■ Work to do: Locate all lines in the data below that hold "labels" and show them.

Recorded data
------------------------------------------------
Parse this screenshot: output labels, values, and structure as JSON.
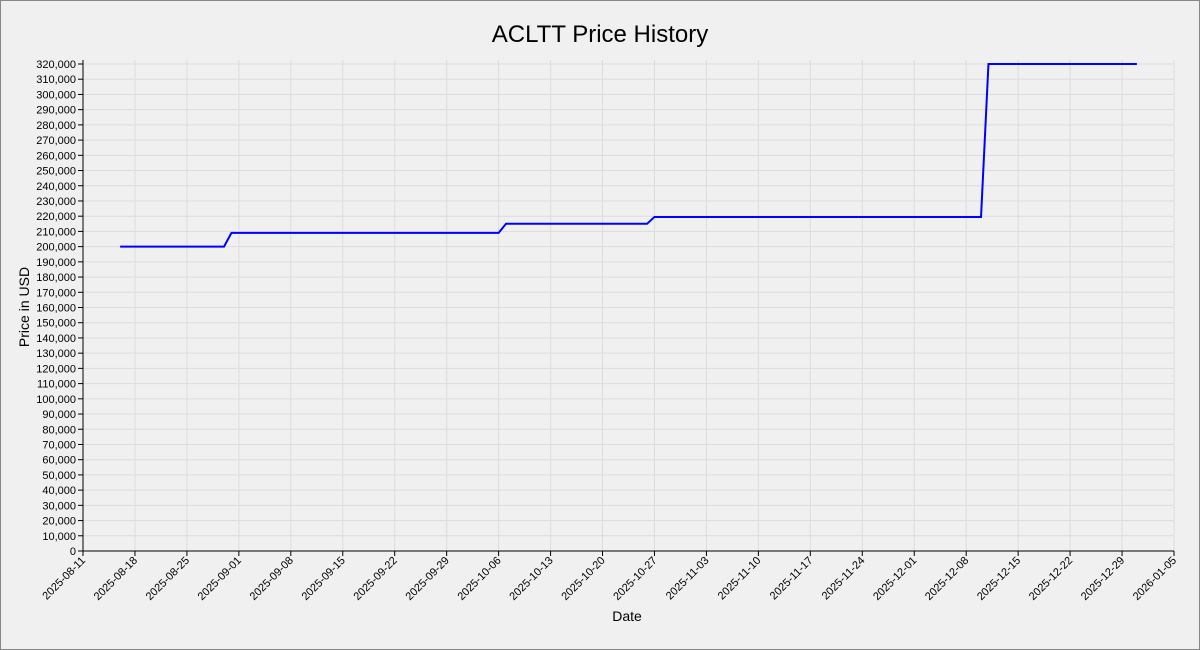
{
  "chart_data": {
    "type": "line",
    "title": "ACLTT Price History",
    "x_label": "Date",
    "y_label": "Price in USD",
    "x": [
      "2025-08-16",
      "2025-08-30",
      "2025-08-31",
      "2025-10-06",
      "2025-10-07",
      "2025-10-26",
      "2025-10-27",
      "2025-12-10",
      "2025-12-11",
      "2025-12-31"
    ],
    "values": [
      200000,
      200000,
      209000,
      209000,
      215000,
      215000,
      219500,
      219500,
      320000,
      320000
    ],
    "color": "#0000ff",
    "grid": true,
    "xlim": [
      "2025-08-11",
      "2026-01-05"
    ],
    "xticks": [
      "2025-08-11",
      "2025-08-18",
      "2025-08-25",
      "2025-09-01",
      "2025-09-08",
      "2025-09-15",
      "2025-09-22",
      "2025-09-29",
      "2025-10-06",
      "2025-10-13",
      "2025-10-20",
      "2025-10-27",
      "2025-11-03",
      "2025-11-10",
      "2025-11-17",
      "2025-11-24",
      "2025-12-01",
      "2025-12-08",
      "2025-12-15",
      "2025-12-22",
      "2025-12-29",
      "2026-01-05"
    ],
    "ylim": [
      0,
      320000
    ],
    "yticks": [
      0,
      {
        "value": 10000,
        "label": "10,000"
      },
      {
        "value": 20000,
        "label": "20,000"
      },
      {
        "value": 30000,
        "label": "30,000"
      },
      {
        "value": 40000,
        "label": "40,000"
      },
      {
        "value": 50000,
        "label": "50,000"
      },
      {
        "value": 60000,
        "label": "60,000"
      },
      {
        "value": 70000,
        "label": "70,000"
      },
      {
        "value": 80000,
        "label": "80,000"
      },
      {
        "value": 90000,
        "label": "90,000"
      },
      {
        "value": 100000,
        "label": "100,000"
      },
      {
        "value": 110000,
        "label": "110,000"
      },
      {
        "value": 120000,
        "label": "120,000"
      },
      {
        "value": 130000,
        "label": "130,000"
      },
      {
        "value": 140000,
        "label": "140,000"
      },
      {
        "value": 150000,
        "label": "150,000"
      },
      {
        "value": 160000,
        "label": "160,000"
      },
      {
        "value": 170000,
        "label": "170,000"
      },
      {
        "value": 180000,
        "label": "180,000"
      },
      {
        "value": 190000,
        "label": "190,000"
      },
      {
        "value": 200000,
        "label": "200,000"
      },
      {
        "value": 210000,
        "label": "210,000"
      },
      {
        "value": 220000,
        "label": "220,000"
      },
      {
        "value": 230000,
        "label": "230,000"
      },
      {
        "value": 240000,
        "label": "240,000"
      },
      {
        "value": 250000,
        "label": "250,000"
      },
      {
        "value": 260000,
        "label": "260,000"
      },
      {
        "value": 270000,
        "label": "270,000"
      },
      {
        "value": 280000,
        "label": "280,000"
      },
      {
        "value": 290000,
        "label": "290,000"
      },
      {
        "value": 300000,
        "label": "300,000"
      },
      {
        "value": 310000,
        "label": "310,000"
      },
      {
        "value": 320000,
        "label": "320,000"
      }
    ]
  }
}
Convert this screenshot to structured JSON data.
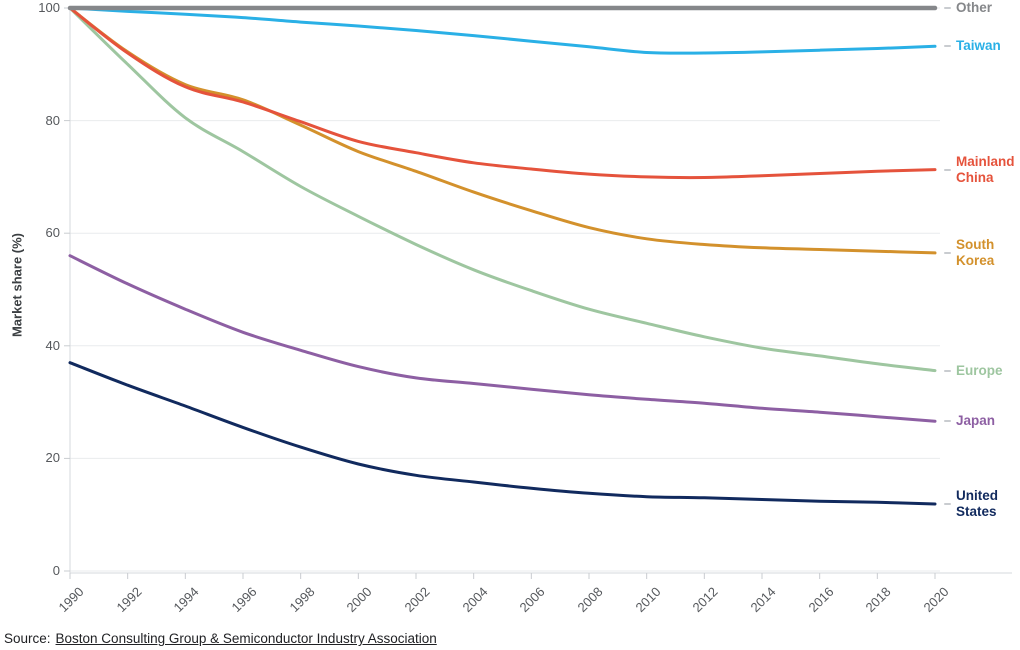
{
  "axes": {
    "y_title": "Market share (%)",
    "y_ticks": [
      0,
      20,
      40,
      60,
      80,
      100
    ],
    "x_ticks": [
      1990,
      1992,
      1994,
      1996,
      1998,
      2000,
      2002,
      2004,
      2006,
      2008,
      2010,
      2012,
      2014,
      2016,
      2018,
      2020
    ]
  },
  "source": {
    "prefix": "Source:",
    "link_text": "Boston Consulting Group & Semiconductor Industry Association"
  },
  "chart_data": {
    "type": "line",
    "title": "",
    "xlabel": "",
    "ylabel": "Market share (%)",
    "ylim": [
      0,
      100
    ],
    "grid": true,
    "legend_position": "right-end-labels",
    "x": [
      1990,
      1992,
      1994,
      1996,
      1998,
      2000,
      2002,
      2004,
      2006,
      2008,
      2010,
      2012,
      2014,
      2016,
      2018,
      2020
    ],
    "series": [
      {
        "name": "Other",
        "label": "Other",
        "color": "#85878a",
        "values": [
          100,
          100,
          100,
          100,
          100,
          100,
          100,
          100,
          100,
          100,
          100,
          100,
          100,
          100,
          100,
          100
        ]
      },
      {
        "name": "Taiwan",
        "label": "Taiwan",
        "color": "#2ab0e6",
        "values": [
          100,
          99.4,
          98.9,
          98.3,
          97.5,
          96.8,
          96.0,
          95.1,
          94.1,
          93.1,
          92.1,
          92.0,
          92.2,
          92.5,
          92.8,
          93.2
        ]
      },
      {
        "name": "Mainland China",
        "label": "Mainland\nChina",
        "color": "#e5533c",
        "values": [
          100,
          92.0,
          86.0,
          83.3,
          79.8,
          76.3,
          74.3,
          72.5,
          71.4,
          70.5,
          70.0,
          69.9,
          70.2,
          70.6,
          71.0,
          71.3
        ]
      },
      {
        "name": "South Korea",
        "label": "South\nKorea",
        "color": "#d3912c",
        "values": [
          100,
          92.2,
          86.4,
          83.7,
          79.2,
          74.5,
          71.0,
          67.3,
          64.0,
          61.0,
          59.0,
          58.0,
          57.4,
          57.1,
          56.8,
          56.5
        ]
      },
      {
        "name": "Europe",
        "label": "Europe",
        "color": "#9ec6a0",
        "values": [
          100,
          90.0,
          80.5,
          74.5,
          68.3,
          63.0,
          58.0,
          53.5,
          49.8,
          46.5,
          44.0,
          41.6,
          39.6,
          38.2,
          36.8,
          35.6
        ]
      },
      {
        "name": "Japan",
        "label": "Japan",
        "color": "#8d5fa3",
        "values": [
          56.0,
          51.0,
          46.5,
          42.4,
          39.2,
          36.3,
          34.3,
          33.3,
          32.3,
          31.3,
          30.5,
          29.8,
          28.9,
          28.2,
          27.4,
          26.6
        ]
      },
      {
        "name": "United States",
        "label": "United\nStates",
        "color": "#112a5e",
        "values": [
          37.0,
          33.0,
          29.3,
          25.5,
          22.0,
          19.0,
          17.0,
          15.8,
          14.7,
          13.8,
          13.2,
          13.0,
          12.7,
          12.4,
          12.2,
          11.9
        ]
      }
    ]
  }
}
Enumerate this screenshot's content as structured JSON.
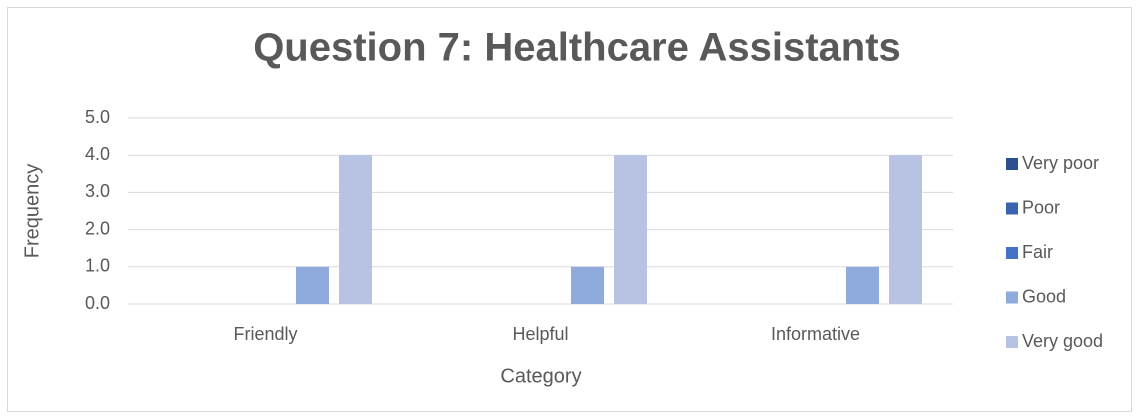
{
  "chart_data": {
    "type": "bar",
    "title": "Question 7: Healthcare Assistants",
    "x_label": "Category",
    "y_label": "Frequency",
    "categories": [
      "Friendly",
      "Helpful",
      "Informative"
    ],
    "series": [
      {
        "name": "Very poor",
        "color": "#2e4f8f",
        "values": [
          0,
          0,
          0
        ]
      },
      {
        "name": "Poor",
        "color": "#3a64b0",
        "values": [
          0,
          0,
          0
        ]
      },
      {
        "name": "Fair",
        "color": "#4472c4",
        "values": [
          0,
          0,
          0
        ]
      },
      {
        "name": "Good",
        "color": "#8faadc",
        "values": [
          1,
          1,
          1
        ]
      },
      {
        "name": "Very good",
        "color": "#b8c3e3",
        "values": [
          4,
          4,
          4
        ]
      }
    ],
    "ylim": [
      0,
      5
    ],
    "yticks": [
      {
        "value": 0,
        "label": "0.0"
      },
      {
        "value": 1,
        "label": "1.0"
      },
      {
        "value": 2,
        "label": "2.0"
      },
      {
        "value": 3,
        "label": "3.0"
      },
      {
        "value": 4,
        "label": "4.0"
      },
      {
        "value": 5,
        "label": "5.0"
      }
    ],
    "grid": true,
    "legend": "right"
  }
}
------------------------------------------------
■ Result:
Parse this screenshot: output labels, values, and structure as JSON.
    "legend_position": "right-end-labels",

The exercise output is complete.